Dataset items

------------------------------

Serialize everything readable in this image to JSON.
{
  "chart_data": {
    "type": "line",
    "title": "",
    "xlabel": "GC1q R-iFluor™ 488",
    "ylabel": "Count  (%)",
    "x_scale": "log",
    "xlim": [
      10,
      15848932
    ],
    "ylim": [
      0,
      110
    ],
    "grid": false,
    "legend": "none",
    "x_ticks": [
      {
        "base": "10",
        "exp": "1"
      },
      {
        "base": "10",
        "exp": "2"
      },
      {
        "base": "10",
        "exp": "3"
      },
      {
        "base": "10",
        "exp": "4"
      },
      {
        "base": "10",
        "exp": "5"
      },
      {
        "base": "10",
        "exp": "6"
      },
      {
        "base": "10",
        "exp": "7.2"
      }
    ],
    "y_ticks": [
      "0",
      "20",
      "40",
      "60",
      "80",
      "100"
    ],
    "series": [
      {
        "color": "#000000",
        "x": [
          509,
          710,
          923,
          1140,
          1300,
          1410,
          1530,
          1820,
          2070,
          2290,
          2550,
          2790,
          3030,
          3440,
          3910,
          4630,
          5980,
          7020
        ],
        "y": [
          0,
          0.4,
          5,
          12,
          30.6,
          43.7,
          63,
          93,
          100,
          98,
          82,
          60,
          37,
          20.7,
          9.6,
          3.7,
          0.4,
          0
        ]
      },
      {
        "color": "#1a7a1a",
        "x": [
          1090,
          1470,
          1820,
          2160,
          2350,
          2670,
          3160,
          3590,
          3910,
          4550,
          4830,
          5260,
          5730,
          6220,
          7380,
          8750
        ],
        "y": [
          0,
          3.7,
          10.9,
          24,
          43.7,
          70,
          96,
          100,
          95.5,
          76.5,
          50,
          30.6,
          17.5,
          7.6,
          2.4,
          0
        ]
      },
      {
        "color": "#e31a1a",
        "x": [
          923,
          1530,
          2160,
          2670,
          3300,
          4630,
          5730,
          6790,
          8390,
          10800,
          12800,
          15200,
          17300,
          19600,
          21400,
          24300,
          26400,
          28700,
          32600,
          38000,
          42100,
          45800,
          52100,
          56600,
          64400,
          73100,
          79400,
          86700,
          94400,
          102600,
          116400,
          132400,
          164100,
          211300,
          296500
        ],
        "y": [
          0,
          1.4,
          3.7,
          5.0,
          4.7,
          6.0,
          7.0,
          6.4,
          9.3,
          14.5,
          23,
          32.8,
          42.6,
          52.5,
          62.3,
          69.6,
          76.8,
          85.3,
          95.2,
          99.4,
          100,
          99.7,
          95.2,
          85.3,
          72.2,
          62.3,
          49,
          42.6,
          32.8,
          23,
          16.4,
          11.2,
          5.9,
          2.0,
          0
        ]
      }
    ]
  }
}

------------------------------

### Exercise objective
Copy out each line in the preceding records that contains "color".

### Correct response
        "color": "#000000",
        "color": "#1a7a1a",
        "color": "#e31a1a",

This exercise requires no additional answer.